**Exercise objective**
Read the records below and copy each line that contains "icon".

::: Input material

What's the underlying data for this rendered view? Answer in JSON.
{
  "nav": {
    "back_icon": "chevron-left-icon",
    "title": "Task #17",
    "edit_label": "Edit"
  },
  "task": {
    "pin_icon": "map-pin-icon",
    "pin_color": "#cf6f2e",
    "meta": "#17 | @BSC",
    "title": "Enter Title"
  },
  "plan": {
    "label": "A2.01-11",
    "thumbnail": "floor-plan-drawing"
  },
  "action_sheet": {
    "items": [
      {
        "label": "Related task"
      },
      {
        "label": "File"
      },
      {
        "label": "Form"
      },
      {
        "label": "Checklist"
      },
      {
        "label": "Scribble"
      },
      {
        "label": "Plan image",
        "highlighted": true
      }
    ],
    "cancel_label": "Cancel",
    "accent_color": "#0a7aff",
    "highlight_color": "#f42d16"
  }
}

::::::

**Solution**
    "back_icon": "chevron-left-icon",
    "pin_icon": "map-pin-icon",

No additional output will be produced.